Records excerpted from a collection ::
+===+
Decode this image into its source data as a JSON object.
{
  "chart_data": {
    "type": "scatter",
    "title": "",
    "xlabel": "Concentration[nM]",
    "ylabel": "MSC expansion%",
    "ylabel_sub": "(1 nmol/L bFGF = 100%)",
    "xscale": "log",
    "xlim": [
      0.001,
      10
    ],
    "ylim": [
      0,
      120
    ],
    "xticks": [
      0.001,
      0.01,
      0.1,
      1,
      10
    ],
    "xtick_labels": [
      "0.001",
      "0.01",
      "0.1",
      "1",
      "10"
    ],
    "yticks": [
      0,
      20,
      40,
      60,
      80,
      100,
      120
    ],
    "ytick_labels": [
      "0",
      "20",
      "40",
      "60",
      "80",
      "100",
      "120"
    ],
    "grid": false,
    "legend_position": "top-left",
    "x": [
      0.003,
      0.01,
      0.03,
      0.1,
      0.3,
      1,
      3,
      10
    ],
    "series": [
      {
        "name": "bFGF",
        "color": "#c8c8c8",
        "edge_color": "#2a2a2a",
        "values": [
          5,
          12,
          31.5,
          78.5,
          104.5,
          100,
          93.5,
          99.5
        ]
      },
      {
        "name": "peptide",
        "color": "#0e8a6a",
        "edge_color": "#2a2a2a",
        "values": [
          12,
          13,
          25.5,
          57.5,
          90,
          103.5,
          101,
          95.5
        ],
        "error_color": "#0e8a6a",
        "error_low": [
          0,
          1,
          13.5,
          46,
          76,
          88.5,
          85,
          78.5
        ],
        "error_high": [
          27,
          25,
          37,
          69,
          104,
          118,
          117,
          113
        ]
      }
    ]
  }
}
+===+
ASSIGNMENT ::
Exactly as shown, repeat every record.

TASK RESULT ::
Decode this image into its source data as a JSON object.
{
  "chart_data": {
    "type": "scatter",
    "title": "",
    "xlabel": "Concentration[nM]",
    "ylabel": "MSC expansion%",
    "ylabel_sub": "(1 nmol/L bFGF = 100%)",
    "xscale": "log",
    "xlim": [
      0.001,
      10
    ],
    "ylim": [
      0,
      120
    ],
    "xticks": [
      0.001,
      0.01,
      0.1,
      1,
      10
    ],
    "xtick_labels": [
      "0.001",
      "0.01",
      "0.1",
      "1",
      "10"
    ],
    "yticks": [
      0,
      20,
      40,
      60,
      80,
      100,
      120
    ],
    "ytick_labels": [
      "0",
      "20",
      "40",
      "60",
      "80",
      "100",
      "120"
    ],
    "grid": false,
    "legend_position": "top-left",
    "x": [
      0.003,
      0.01,
      0.03,
      0.1,
      0.3,
      1,
      3,
      10
    ],
    "series": [
      {
        "name": "bFGF",
        "color": "#c8c8c8",
        "edge_color": "#2a2a2a",
        "values": [
          5,
          12,
          31.5,
          78.5,
          104.5,
          100,
          93.5,
          99.5
        ]
      },
      {
        "name": "peptide",
        "color": "#0e8a6a",
        "edge_color": "#2a2a2a",
        "values": [
          12,
          13,
          25.5,
          57.5,
          90,
          103.5,
          101,
          95.5
        ],
        "error_color": "#0e8a6a",
        "error_low": [
          0,
          1,
          13.5,
          46,
          76,
          88.5,
          85,
          78.5
        ],
        "error_high": [
          27,
          25,
          37,
          69,
          104,
          118,
          117,
          113
        ]
      }
    ]
  }
}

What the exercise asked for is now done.